··· Record list

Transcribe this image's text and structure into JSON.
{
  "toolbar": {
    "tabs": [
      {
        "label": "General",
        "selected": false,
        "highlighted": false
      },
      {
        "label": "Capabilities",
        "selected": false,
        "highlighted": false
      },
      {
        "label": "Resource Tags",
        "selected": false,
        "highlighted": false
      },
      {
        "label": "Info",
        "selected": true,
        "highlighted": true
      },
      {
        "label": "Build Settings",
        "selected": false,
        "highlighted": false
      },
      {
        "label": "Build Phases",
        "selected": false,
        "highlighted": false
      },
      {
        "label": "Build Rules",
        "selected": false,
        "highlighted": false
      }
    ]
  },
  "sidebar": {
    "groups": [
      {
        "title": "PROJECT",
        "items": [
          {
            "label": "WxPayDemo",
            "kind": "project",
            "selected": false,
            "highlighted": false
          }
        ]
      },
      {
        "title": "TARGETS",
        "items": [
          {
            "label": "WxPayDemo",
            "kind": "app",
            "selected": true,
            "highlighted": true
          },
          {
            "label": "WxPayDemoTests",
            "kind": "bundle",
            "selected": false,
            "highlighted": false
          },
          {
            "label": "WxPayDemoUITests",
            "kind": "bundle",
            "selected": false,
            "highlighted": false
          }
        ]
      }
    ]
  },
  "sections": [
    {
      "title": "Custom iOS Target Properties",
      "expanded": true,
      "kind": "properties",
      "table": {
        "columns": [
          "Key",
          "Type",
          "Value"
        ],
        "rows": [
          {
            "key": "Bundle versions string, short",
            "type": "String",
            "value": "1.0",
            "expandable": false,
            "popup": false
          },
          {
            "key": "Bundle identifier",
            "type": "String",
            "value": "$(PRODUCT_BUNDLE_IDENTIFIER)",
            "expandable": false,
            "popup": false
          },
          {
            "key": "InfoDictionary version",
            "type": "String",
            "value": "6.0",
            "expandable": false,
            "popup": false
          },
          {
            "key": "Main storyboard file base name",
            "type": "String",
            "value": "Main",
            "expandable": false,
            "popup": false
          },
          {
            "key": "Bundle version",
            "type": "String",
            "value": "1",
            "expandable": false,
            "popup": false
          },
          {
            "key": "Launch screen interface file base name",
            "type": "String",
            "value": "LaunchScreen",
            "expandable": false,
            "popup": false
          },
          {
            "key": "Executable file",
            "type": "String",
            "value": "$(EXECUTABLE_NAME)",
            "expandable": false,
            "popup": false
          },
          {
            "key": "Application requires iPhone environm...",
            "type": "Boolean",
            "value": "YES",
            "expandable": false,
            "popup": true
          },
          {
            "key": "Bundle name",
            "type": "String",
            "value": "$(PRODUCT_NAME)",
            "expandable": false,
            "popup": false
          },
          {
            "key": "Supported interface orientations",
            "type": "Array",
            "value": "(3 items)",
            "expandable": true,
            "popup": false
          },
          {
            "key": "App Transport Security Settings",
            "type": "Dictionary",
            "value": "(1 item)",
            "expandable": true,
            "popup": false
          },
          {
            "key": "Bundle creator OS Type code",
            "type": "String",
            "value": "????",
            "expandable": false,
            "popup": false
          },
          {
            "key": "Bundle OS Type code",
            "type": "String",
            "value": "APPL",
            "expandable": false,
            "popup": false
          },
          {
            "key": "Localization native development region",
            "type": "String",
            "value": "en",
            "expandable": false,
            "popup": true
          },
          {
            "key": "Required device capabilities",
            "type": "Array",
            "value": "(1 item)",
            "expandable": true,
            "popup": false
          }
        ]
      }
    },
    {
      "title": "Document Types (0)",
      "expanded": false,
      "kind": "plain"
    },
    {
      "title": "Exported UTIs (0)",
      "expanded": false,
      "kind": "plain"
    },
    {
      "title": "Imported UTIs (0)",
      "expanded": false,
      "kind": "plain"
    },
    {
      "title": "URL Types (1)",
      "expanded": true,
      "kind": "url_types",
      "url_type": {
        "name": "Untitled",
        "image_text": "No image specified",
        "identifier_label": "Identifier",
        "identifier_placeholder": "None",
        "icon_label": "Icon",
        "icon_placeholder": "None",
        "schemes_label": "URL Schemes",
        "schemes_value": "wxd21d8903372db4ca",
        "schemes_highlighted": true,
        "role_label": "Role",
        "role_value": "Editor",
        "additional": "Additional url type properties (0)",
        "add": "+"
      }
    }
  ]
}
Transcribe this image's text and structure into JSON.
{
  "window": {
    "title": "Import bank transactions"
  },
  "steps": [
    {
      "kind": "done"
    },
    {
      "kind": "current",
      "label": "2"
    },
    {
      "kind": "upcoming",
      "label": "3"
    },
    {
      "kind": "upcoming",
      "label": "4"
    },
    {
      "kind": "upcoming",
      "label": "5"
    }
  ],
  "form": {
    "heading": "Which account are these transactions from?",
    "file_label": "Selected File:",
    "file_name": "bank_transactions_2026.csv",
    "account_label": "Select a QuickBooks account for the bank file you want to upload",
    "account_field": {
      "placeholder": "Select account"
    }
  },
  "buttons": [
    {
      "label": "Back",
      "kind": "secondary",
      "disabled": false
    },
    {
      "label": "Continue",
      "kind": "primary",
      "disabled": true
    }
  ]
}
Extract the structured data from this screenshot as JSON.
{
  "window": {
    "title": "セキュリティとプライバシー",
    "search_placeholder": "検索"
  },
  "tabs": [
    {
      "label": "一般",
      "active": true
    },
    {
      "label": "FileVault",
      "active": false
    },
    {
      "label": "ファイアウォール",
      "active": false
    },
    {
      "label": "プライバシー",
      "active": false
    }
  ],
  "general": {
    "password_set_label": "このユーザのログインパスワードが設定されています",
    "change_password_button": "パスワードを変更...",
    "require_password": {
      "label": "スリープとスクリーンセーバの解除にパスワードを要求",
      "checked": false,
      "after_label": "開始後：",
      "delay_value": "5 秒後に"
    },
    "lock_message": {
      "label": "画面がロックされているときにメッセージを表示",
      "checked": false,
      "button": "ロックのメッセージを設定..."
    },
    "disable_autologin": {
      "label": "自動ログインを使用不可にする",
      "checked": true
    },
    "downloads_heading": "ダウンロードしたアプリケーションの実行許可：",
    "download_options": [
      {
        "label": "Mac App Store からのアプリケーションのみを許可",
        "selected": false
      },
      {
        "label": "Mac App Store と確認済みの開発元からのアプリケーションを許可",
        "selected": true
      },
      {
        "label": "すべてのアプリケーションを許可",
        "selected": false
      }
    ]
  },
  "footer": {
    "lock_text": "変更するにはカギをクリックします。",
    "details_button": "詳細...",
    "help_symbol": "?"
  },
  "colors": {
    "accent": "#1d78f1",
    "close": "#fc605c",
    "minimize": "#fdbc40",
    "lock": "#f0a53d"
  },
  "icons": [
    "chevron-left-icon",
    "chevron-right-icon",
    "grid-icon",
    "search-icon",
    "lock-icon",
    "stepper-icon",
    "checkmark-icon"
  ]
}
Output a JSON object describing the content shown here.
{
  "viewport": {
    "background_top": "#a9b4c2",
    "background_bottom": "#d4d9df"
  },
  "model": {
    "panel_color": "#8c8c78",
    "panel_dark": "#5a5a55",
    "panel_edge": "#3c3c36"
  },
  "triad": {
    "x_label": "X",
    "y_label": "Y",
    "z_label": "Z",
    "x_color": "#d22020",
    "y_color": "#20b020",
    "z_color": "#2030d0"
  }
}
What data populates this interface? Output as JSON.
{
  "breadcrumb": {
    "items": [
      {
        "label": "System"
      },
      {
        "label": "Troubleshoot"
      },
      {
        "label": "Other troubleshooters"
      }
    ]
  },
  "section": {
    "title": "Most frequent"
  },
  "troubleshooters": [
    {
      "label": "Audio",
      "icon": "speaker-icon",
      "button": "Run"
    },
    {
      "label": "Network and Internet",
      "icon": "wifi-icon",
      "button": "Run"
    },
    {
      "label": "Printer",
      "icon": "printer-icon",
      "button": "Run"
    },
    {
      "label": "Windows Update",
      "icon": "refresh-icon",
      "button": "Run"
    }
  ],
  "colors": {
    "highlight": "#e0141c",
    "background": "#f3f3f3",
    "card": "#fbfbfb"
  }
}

······

Stated task | State how many lines of the records hold the string "None", and nothing else.

Completed exercise | 2